TASK DIRECTIONS = Copy each line exactly.

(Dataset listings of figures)
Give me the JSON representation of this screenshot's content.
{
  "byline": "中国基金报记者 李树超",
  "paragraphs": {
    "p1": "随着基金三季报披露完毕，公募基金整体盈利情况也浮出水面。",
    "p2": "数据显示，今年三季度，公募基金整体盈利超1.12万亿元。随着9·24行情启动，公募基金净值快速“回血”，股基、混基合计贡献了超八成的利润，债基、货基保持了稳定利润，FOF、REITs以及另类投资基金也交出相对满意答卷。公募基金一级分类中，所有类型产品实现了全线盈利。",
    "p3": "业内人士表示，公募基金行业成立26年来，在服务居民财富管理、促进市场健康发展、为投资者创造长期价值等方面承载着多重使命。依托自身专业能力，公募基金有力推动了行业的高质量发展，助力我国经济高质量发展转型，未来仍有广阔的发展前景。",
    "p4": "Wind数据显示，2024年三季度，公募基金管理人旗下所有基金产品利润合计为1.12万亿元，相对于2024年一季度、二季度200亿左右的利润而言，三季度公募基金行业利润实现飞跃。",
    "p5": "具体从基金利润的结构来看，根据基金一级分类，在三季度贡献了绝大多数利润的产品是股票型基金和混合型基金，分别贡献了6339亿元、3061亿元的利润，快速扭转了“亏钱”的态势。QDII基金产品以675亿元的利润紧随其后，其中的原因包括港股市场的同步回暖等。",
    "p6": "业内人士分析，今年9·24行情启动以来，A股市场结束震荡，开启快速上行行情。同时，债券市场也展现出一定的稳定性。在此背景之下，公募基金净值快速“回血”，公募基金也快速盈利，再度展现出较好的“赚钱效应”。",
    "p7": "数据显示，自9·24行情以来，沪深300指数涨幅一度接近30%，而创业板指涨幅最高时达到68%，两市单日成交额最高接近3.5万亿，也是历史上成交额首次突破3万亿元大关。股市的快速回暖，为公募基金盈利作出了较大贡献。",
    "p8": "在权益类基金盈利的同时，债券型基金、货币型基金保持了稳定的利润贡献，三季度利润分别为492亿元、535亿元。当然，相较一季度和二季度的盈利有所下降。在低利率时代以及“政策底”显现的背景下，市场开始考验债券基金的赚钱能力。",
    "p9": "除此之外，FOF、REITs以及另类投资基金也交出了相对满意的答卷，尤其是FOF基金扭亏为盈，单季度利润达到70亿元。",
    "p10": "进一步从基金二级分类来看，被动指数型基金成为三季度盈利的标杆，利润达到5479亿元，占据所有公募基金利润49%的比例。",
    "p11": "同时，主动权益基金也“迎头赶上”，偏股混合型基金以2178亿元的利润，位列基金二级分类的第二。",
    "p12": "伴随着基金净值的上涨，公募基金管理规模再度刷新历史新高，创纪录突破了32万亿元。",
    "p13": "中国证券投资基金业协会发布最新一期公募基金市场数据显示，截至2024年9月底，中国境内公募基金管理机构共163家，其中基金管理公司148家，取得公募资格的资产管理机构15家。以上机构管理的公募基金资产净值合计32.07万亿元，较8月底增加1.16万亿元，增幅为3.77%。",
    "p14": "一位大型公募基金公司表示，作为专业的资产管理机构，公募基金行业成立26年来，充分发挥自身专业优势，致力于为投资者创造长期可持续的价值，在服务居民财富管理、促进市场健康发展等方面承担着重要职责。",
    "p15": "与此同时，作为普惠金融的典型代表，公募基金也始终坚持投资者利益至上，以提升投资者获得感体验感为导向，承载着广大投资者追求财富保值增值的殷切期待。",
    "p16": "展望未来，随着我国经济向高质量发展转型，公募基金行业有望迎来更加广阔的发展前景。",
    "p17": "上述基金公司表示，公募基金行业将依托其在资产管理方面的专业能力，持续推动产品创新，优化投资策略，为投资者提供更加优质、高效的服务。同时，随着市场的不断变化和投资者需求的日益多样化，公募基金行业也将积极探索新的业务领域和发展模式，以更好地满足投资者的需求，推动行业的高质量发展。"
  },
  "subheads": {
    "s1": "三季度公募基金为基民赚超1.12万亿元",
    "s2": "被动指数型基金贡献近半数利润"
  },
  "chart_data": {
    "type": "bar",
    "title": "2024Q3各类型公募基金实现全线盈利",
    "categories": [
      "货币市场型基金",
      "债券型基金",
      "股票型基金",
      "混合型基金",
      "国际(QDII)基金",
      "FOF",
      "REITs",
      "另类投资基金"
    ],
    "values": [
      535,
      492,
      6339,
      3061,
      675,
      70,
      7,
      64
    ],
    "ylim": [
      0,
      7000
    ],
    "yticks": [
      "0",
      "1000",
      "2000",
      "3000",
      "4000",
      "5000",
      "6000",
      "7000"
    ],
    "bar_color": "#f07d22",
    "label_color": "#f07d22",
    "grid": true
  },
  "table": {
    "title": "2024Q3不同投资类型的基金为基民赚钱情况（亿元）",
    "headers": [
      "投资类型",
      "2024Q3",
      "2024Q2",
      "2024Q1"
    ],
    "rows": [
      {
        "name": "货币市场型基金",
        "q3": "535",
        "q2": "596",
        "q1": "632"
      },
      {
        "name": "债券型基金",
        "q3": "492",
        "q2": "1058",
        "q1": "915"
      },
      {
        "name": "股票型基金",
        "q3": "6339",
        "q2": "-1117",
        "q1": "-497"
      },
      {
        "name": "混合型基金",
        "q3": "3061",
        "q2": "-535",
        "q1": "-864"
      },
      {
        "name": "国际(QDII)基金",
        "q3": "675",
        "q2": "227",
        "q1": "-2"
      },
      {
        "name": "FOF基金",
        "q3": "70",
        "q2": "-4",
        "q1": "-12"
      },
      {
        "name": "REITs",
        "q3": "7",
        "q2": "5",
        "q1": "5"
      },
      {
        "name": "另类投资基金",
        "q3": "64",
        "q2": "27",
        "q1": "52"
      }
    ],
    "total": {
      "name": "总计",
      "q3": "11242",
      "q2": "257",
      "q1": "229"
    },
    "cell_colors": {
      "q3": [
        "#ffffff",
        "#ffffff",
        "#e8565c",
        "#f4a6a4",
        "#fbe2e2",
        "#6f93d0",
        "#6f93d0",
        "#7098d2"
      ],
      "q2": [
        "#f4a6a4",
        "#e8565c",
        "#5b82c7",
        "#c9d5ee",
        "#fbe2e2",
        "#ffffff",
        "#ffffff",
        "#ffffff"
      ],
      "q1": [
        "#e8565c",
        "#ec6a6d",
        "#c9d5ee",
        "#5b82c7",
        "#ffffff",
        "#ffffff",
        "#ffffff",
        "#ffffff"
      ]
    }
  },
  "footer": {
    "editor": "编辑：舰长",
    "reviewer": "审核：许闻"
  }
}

WRITTEN ANSWER =
Give me the JSON representation of this screenshot's content.
{
  "byline": "中国基金报记者 李树超",
  "paragraphs": {
    "p1": "随着基金三季报披露完毕，公募基金整体盈利情况也浮出水面。",
    "p2": "数据显示，今年三季度，公募基金整体盈利超1.12万亿元。随着9·24行情启动，公募基金净值快速“回血”，股基、混基合计贡献了超八成的利润，债基、货基保持了稳定利润，FOF、REITs以及另类投资基金也交出相对满意答卷。公募基金一级分类中，所有类型产品实现了全线盈利。",
    "p3": "业内人士表示，公募基金行业成立26年来，在服务居民财富管理、促进市场健康发展、为投资者创造长期价值等方面承载着多重使命。依托自身专业能力，公募基金有力推动了行业的高质量发展，助力我国经济高质量发展转型，未来仍有广阔的发展前景。",
    "p4": "Wind数据显示，2024年三季度，公募基金管理人旗下所有基金产品利润合计为1.12万亿元，相对于2024年一季度、二季度200亿左右的利润而言，三季度公募基金行业利润实现飞跃。",
    "p5": "具体从基金利润的结构来看，根据基金一级分类，在三季度贡献了绝大多数利润的产品是股票型基金和混合型基金，分别贡献了6339亿元、3061亿元的利润，快速扭转了“亏钱”的态势。QDII基金产品以675亿元的利润紧随其后，其中的原因包括港股市场的同步回暖等。",
    "p6": "业内人士分析，今年9·24行情启动以来，A股市场结束震荡，开启快速上行行情。同时，债券市场也展现出一定的稳定性。在此背景之下，公募基金净值快速“回血”，公募基金也快速盈利，再度展现出较好的“赚钱效应”。",
    "p7": "数据显示，自9·24行情以来，沪深300指数涨幅一度接近30%，而创业板指涨幅最高时达到68%，两市单日成交额最高接近3.5万亿，也是历史上成交额首次突破3万亿元大关。股市的快速回暖，为公募基金盈利作出了较大贡献。",
    "p8": "在权益类基金盈利的同时，债券型基金、货币型基金保持了稳定的利润贡献，三季度利润分别为492亿元、535亿元。当然，相较一季度和二季度的盈利有所下降。在低利率时代以及“政策底”显现的背景下，市场开始考验债券基金的赚钱能力。",
    "p9": "除此之外，FOF、REITs以及另类投资基金也交出了相对满意的答卷，尤其是FOF基金扭亏为盈，单季度利润达到70亿元。",
    "p10": "进一步从基金二级分类来看，被动指数型基金成为三季度盈利的标杆，利润达到5479亿元，占据所有公募基金利润49%的比例。",
    "p11": "同时，主动权益基金也“迎头赶上”，偏股混合型基金以2178亿元的利润，位列基金二级分类的第二。",
    "p12": "伴随着基金净值的上涨，公募基金管理规模再度刷新历史新高，创纪录突破了32万亿元。",
    "p13": "中国证券投资基金业协会发布最新一期公募基金市场数据显示，截至2024年9月底，中国境内公募基金管理机构共163家，其中基金管理公司148家，取得公募资格的资产管理机构15家。以上机构管理的公募基金资产净值合计32.07万亿元，较8月底增加1.16万亿元，增幅为3.77%。",
    "p14": "一位大型公募基金公司表示，作为专业的资产管理机构，公募基金行业成立26年来，充分发挥自身专业优势，致力于为投资者创造长期可持续的价值，在服务居民财富管理、促进市场健康发展等方面承担着重要职责。",
    "p15": "与此同时，作为普惠金融的典型代表，公募基金也始终坚持投资者利益至上，以提升投资者获得感体验感为导向，承载着广大投资者追求财富保值增值的殷切期待。",
    "p16": "展望未来，随着我国经济向高质量发展转型，公募基金行业有望迎来更加广阔的发展前景。",
    "p17": "上述基金公司表示，公募基金行业将依托其在资产管理方面的专业能力，持续推动产品创新，优化投资策略，为投资者提供更加优质、高效的服务。同时，随着市场的不断变化和投资者需求的日益多样化，公募基金行业也将积极探索新的业务领域和发展模式，以更好地满足投资者的需求，推动行业的高质量发展。"
  },
  "subheads": {
    "s1": "三季度公募基金为基民赚超1.12万亿元",
    "s2": "被动指数型基金贡献近半数利润"
  },
  "chart_data": {
    "type": "bar",
    "title": "2024Q3各类型公募基金实现全线盈利",
    "categories": [
      "货币市场型基金",
      "债券型基金",
      "股票型基金",
      "混合型基金",
      "国际(QDII)基金",
      "FOF",
      "REITs",
      "另类投资基金"
    ],
    "values": [
      535,
      492,
      6339,
      3061,
      675,
      70,
      7,
      64
    ],
    "ylim": [
      0,
      7000
    ],
    "yticks": [
      "0",
      "1000",
      "2000",
      "3000",
      "4000",
      "5000",
      "6000",
      "7000"
    ],
    "bar_color": "#f07d22",
    "label_color": "#f07d22",
    "grid": true
  },
  "table": {
    "title": "2024Q3不同投资类型的基金为基民赚钱情况（亿元）",
    "headers": [
      "投资类型",
      "2024Q3",
      "2024Q2",
      "2024Q1"
    ],
    "rows": [
      {
        "name": "货币市场型基金",
        "q3": "535",
        "q2": "596",
        "q1": "632"
      },
      {
        "name": "债券型基金",
        "q3": "492",
        "q2": "1058",
        "q1": "915"
      },
      {
        "name": "股票型基金",
        "q3": "6339",
        "q2": "-1117",
        "q1": "-497"
      },
      {
        "name": "混合型基金",
        "q3": "3061",
        "q2": "-535",
        "q1": "-864"
      },
      {
        "name": "国际(QDII)基金",
        "q3": "675",
        "q2": "227",
        "q1": "-2"
      },
      {
        "name": "FOF基金",
        "q3": "70",
        "q2": "-4",
        "q1": "-12"
      },
      {
        "name": "REITs",
        "q3": "7",
        "q2": "5",
        "q1": "5"
      },
      {
        "name": "另类投资基金",
        "q3": "64",
        "q2": "27",
        "q1": "52"
      }
    ],
    "total": {
      "name": "总计",
      "q3": "11242",
      "q2": "257",
      "q1": "229"
    },
    "cell_colors": {
      "q3": [
        "#ffffff",
        "#ffffff",
        "#e8565c",
        "#f4a6a4",
        "#fbe2e2",
        "#6f93d0",
        "#6f93d0",
        "#7098d2"
      ],
      "q2": [
        "#f4a6a4",
        "#e8565c",
        "#5b82c7",
        "#c9d5ee",
        "#fbe2e2",
        "#ffffff",
        "#ffffff",
        "#ffffff"
      ],
      "q1": [
        "#e8565c",
        "#ec6a6d",
        "#c9d5ee",
        "#5b82c7",
        "#ffffff",
        "#ffffff",
        "#ffffff",
        "#ffffff"
      ]
    }
  },
  "footer": {
    "editor": "编辑：舰长",
    "reviewer": "审核：许闻"
  }
}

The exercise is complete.